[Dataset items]
>> start
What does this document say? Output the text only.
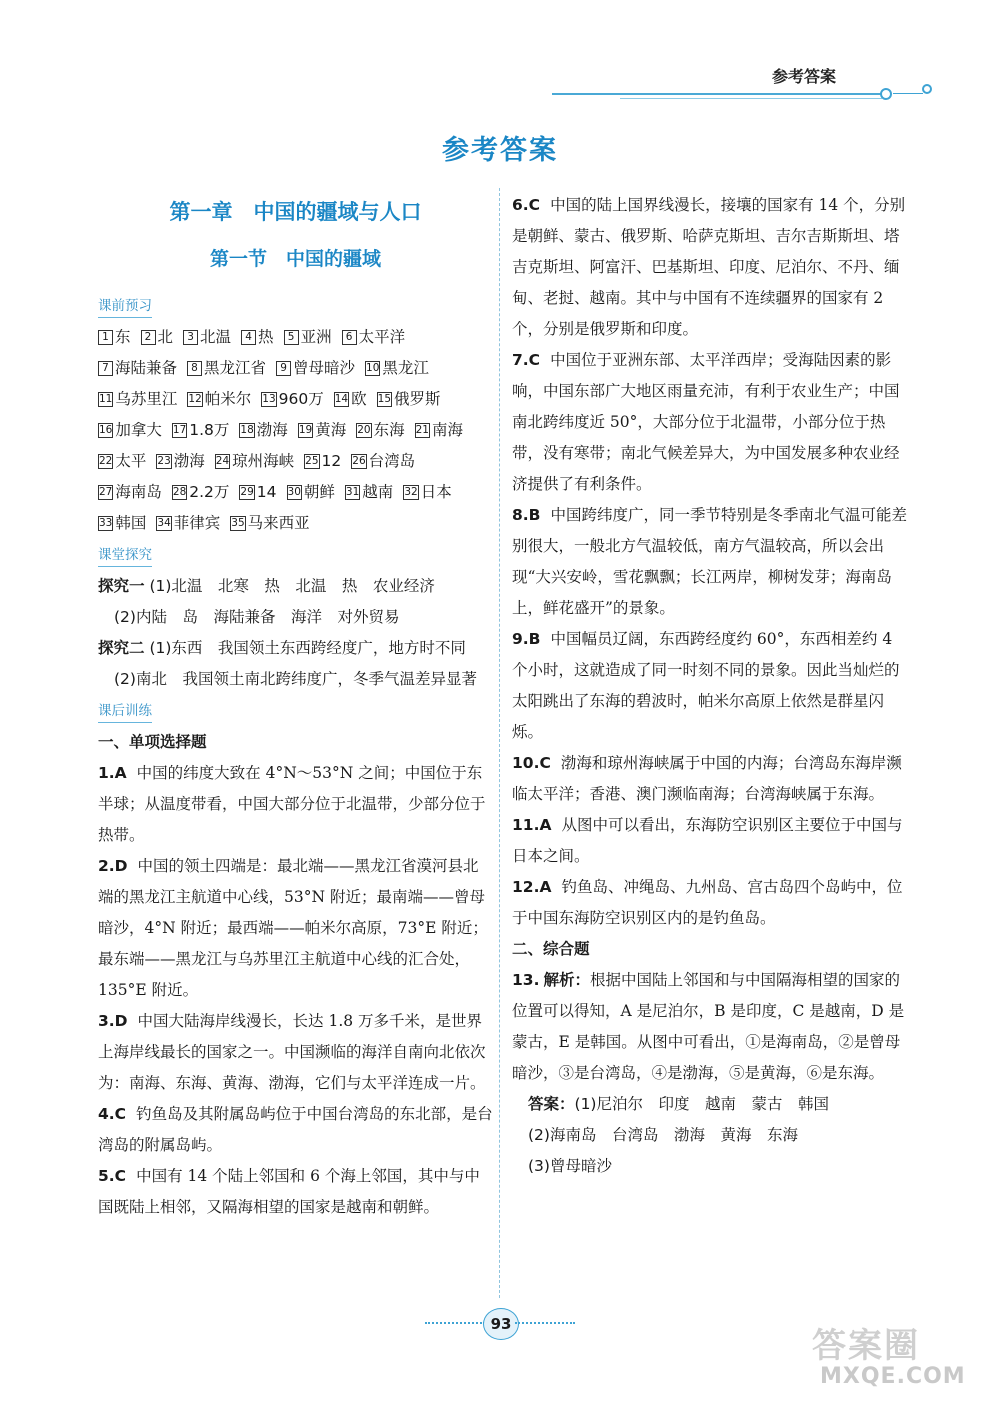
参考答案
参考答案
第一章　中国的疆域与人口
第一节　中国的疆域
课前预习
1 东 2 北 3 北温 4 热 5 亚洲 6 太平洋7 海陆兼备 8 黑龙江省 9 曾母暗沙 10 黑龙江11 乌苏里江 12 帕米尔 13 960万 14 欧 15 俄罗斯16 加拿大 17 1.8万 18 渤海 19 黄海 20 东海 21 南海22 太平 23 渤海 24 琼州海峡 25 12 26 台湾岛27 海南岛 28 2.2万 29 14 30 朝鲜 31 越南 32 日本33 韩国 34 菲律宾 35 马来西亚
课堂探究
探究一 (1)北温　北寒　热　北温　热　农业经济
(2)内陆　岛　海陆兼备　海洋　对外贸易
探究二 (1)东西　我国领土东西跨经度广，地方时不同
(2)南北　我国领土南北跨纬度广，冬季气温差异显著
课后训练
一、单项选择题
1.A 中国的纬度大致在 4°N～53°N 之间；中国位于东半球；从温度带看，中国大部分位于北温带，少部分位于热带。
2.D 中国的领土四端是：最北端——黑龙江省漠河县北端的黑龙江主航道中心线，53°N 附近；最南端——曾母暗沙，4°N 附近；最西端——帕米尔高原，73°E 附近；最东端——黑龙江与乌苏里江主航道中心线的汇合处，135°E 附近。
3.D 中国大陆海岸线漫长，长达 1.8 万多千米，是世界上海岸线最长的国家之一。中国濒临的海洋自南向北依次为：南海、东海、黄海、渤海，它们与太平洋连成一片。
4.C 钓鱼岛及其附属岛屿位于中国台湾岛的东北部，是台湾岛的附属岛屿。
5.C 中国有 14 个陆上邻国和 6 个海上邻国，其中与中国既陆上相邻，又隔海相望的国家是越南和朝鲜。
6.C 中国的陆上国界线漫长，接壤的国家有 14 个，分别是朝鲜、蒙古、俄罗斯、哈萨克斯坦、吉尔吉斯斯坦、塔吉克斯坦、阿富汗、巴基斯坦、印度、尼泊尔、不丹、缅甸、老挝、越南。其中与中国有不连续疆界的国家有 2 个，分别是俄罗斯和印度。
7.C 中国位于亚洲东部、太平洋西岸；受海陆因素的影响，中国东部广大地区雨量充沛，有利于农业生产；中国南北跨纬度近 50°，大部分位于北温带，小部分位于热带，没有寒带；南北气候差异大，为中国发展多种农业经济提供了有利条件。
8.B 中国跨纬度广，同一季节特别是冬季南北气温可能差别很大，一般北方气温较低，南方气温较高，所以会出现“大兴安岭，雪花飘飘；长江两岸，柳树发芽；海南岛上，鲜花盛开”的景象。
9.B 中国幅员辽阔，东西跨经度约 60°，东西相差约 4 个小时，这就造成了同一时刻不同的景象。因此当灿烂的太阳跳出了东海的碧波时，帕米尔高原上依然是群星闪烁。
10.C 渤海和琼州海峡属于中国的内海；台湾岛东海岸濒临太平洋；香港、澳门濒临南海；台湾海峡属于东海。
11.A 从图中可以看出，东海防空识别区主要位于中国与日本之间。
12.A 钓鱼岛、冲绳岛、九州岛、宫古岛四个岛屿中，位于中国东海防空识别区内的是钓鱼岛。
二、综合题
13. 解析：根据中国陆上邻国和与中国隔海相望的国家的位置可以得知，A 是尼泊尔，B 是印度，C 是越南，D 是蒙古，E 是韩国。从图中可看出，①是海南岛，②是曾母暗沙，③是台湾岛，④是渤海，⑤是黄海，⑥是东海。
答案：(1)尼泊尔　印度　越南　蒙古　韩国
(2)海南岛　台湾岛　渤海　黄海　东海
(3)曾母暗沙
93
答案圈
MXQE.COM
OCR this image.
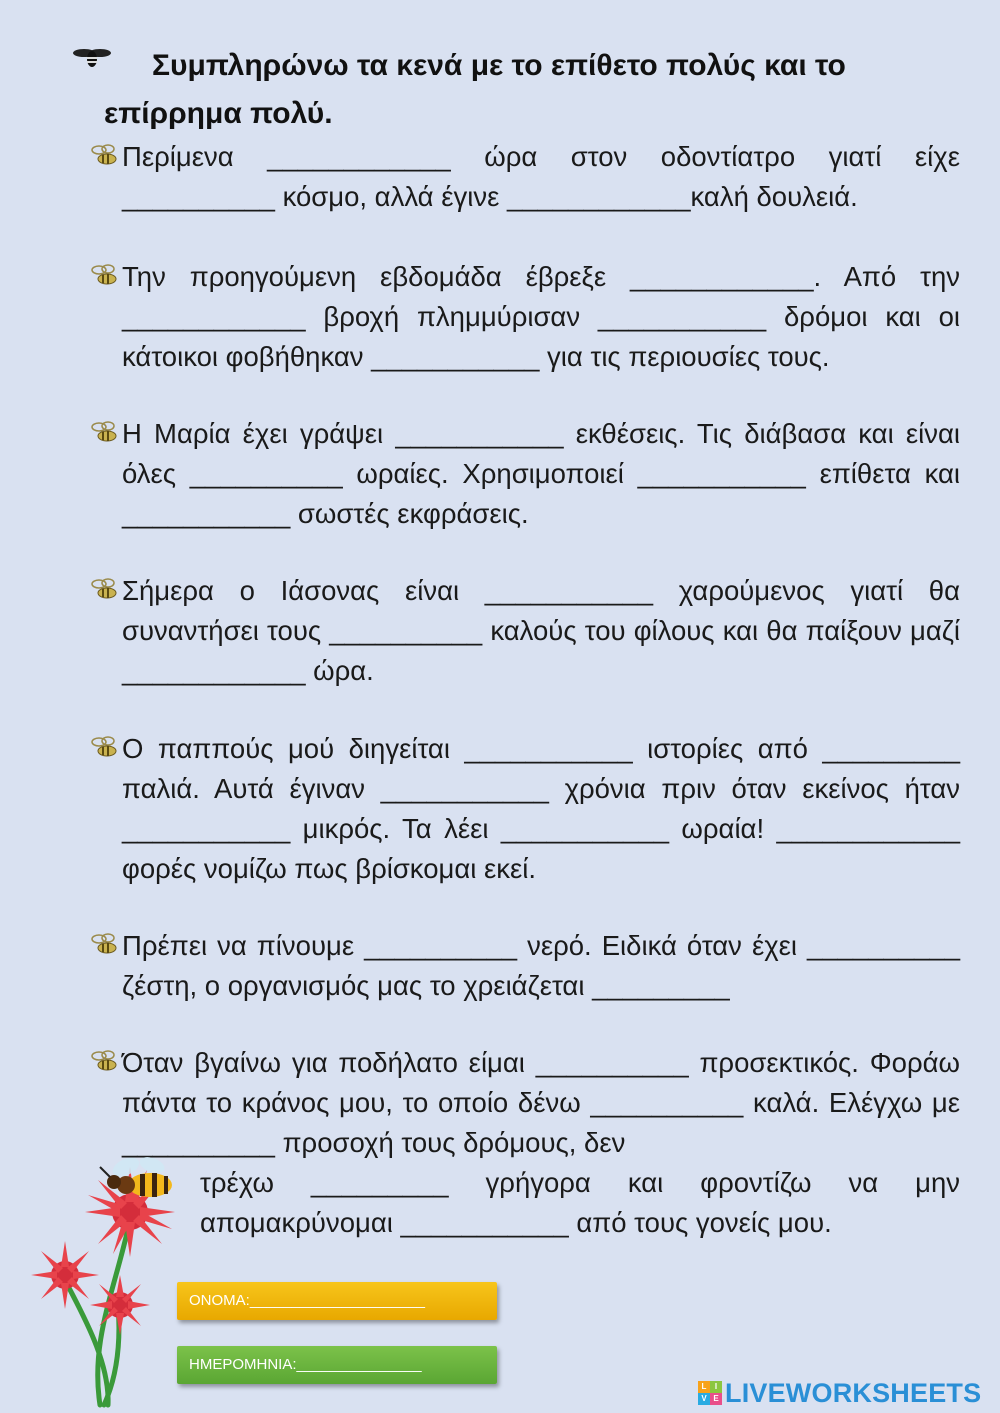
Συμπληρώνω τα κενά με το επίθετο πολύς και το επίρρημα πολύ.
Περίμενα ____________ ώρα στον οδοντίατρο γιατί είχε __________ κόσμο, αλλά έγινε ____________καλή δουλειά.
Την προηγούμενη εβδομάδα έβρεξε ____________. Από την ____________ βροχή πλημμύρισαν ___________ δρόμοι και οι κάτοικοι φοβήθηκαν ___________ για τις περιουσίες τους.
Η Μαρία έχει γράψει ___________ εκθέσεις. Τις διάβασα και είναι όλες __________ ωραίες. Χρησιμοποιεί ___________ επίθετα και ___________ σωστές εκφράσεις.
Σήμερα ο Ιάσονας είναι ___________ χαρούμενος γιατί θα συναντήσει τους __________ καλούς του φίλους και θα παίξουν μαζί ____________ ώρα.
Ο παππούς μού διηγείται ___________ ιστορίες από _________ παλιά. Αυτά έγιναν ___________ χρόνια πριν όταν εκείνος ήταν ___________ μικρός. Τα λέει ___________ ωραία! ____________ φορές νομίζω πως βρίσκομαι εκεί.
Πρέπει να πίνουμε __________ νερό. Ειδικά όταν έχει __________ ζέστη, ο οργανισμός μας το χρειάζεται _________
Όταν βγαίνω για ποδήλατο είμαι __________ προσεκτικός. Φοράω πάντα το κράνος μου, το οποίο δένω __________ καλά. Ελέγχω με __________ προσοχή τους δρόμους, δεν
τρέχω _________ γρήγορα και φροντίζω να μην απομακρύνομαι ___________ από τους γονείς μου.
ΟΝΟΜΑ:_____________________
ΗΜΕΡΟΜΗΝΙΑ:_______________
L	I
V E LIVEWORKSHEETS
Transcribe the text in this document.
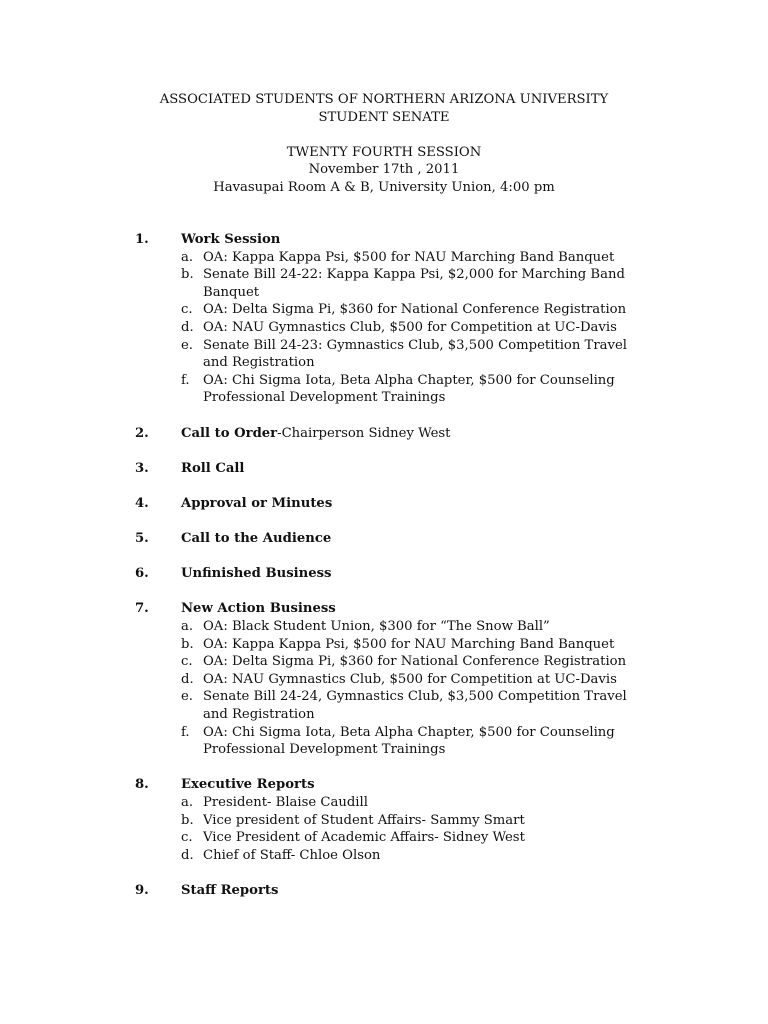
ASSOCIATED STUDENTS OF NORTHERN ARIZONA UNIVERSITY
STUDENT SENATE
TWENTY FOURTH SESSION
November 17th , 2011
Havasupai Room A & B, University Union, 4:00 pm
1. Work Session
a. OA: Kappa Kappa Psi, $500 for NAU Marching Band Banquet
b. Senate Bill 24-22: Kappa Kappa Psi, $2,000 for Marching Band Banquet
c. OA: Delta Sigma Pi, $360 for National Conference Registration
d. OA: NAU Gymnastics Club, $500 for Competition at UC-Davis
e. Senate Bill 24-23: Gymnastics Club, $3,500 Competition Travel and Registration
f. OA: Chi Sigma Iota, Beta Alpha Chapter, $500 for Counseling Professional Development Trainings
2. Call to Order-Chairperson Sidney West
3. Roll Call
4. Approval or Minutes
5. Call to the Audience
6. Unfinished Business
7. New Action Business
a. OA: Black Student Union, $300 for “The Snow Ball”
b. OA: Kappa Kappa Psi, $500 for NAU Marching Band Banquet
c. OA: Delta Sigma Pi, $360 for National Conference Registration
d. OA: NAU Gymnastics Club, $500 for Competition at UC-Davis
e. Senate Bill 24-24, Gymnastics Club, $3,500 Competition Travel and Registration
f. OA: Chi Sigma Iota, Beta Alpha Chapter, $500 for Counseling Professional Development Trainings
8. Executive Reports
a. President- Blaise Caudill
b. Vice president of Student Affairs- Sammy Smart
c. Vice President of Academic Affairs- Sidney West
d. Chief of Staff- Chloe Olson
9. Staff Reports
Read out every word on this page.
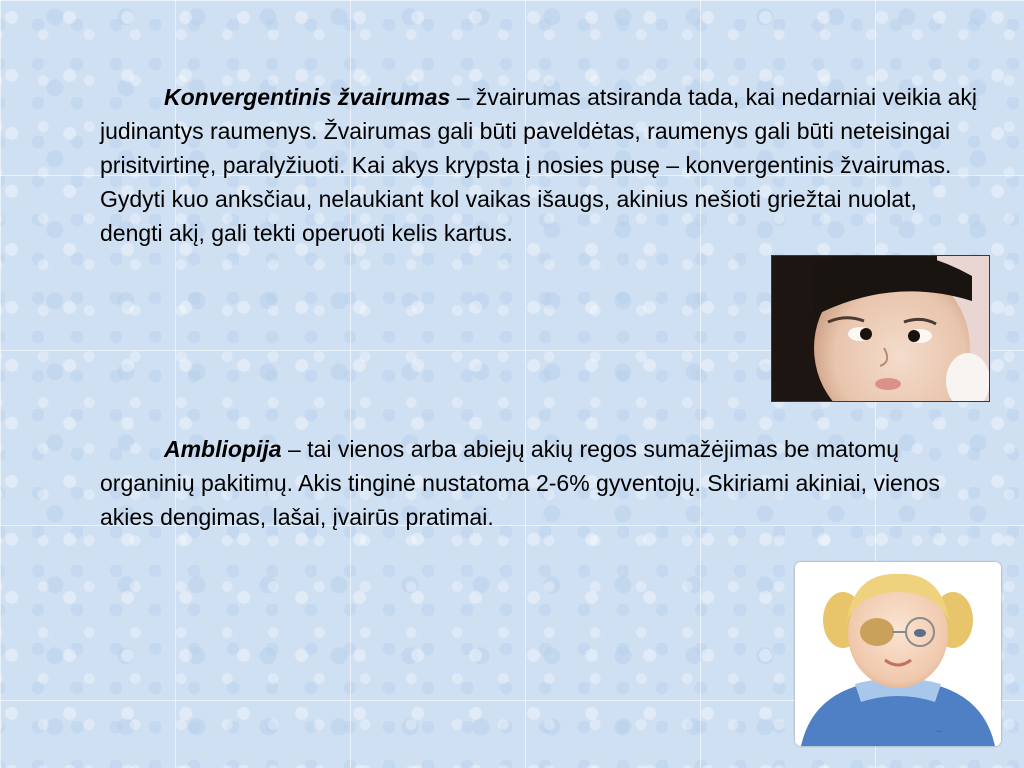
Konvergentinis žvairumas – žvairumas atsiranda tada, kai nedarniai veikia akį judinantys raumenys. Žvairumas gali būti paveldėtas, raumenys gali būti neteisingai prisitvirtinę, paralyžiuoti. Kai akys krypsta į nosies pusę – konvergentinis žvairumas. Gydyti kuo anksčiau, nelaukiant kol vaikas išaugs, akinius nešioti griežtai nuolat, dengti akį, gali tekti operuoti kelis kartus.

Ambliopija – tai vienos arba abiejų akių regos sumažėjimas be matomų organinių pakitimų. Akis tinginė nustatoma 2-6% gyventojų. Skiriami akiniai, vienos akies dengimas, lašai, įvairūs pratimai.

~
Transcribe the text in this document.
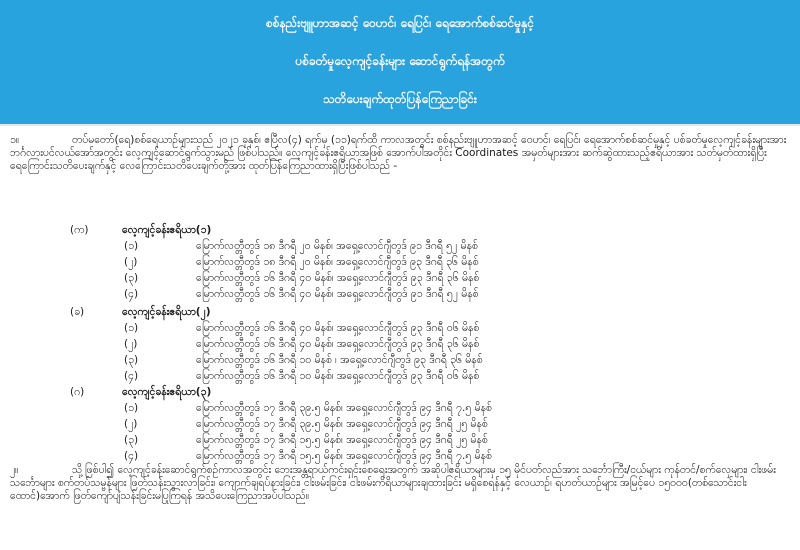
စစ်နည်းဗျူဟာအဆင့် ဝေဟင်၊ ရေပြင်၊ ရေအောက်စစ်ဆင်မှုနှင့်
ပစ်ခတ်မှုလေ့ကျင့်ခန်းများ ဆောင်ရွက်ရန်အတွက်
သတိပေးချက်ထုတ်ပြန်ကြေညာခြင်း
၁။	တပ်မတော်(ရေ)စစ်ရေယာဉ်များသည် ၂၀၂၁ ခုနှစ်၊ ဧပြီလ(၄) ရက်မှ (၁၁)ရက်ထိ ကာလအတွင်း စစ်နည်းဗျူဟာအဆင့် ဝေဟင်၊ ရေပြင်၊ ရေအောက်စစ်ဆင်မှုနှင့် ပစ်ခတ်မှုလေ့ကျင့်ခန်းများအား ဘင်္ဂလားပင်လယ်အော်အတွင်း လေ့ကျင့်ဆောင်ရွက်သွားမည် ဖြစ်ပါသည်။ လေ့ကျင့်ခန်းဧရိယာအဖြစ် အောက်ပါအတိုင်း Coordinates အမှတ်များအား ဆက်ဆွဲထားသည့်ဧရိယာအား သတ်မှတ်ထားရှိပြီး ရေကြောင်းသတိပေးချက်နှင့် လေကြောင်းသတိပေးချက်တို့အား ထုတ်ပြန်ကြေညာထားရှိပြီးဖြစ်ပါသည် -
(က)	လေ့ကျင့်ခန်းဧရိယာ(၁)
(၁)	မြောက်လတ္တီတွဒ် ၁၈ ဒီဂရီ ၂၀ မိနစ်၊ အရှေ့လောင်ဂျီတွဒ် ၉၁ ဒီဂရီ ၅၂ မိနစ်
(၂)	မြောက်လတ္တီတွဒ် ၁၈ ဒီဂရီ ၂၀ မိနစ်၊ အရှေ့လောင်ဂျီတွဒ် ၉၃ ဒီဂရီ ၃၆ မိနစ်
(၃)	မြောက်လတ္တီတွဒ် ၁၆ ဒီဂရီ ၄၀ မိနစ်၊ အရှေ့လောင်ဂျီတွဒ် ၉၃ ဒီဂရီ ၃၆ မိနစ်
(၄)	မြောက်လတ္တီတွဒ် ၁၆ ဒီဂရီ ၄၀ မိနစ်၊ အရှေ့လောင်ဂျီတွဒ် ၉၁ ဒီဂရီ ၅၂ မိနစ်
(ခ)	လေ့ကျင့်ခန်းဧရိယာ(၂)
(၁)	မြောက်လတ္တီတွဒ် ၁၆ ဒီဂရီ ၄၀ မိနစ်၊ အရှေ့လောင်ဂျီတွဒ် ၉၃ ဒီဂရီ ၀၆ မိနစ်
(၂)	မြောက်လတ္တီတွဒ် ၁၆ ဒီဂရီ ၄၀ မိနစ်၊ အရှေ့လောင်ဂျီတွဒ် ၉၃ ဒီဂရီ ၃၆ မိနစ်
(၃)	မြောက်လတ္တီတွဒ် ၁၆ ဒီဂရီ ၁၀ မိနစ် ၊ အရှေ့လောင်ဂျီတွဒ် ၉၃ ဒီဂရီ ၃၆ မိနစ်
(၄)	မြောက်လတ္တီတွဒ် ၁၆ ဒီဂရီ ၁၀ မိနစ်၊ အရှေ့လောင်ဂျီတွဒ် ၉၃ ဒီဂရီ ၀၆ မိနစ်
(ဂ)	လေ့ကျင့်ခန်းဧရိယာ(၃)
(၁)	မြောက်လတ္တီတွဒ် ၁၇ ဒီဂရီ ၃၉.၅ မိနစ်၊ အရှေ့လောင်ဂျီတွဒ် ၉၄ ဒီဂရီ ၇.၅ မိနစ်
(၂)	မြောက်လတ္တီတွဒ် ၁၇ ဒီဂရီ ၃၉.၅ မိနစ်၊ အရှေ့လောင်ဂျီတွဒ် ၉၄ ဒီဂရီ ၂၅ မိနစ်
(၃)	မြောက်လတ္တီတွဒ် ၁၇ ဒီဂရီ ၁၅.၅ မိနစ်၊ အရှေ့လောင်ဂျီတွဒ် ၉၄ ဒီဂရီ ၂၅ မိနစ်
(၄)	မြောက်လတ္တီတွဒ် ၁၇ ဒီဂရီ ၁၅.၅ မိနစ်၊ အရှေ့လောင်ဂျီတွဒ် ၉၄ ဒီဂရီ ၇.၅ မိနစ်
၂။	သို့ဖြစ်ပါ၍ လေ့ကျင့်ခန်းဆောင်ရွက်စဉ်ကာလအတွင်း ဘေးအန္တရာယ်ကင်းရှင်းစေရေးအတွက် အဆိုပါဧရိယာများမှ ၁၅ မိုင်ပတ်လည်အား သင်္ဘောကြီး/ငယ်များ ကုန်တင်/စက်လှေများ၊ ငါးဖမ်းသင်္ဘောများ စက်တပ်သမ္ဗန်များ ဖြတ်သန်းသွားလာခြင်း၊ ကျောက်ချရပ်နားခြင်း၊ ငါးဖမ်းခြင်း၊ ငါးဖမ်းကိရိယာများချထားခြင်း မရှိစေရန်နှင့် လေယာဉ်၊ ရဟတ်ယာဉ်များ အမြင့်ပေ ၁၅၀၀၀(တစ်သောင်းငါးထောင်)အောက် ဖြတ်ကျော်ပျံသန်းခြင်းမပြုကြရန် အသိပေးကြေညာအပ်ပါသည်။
>> end
• EXERCISE DETAILS:
Select and copy each line from the data that includes the word "Business".

• TASK RESPONSE:
6. Unfinished Business
7. New Action Business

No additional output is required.